** BEGIN MATERIAL FOR THE TASK **

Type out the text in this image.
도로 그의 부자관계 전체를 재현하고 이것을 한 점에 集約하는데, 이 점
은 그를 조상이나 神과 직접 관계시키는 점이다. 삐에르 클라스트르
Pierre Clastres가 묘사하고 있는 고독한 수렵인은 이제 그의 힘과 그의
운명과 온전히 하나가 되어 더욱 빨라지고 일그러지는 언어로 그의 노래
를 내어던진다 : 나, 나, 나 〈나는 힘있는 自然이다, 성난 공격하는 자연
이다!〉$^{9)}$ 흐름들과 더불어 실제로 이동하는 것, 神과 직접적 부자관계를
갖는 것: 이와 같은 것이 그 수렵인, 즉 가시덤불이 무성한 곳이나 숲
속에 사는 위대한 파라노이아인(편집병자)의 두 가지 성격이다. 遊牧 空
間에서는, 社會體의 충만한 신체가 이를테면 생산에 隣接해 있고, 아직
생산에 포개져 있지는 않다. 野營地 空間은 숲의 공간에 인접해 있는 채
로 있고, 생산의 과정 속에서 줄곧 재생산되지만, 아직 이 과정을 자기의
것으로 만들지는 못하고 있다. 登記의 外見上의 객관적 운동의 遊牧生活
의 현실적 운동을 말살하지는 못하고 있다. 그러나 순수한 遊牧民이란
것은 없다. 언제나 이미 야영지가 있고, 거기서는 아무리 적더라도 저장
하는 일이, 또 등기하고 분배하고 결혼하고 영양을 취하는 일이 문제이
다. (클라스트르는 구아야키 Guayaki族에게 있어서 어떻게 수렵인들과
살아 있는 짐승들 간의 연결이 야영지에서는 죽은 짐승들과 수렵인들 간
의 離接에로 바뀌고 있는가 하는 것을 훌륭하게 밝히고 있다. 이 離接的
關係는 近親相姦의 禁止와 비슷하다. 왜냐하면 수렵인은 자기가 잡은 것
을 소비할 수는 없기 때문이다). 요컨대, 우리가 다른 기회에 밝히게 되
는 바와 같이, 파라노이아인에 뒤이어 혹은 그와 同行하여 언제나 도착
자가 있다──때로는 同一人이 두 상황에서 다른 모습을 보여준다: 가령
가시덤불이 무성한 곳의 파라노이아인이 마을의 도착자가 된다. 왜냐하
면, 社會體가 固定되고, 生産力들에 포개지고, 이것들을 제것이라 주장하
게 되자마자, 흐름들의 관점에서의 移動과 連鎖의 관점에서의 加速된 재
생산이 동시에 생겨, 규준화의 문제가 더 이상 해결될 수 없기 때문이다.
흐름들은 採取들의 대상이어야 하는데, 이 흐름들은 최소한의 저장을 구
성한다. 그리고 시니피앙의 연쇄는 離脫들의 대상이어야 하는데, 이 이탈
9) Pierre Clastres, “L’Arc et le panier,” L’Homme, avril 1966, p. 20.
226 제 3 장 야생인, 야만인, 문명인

** END MATERIAL FOR THE TASK **

STATED PROBLEM:
All of the records must be repeated exactly.

RESULT BELOW:
Type out the text in this image.
도로 그의 부자관계 전체를 재현하고 이것을 한 점에 集約하는데, 이 점
은 그를 조상이나 神과 직접 관계시키는 점이다. 삐에르 클라스트르
Pierre Clastres가 묘사하고 있는 고독한 수렵인은 이제 그의 힘과 그의
운명과 온전히 하나가 되어 더욱 빨라지고 일그러지는 언어로 그의 노래
를 내어던진다 : 나, 나, 나 〈나는 힘있는 自然이다, 성난 공격하는 자연
이다!〉$^{9)}$ 흐름들과 더불어 실제로 이동하는 것, 神과 직접적 부자관계를
갖는 것: 이와 같은 것이 그 수렵인, 즉 가시덤불이 무성한 곳이나 숲
속에 사는 위대한 파라노이아인(편집병자)의 두 가지 성격이다. 遊牧 空
間에서는, 社會體의 충만한 신체가 이를테면 생산에 隣接해 있고, 아직
생산에 포개져 있지는 않다. 野營地 空間은 숲의 공간에 인접해 있는 채
로 있고, 생산의 과정 속에서 줄곧 재생산되지만, 아직 이 과정을 자기의
것으로 만들지는 못하고 있다. 登記의 外見上의 객관적 운동의 遊牧生活
의 현실적 운동을 말살하지는 못하고 있다. 그러나 순수한 遊牧民이란
것은 없다. 언제나 이미 야영지가 있고, 거기서는 아무리 적더라도 저장
하는 일이, 또 등기하고 분배하고 결혼하고 영양을 취하는 일이 문제이
다. (클라스트르는 구아야키 Guayaki族에게 있어서 어떻게 수렵인들과
살아 있는 짐승들 간의 연결이 야영지에서는 죽은 짐승들과 수렵인들 간
의 離接에로 바뀌고 있는가 하는 것을 훌륭하게 밝히고 있다. 이 離接的
關係는 近親相姦의 禁止와 비슷하다. 왜냐하면 수렵인은 자기가 잡은 것
을 소비할 수는 없기 때문이다). 요컨대, 우리가 다른 기회에 밝히게 되
는 바와 같이, 파라노이아인에 뒤이어 혹은 그와 同行하여 언제나 도착
자가 있다──때로는 同一人이 두 상황에서 다른 모습을 보여준다: 가령
가시덤불이 무성한 곳의 파라노이아인이 마을의 도착자가 된다. 왜냐하
면, 社會體가 固定되고, 生産力들에 포개지고, 이것들을 제것이라 주장하
게 되자마자, 흐름들의 관점에서의 移動과 連鎖의 관점에서의 加速된 재
생산이 동시에 생겨, 규준화의 문제가 더 이상 해결될 수 없기 때문이다.
흐름들은 採取들의 대상이어야 하는데, 이 흐름들은 최소한의 저장을 구
성한다. 그리고 시니피앙의 연쇄는 離脫들의 대상이어야 하는데, 이 이탈
9) Pierre Clastres, “L’Arc et le panier,” L’Homme, avril 1966, p. 20.
226 제 3 장 야생인, 야만인, 문명인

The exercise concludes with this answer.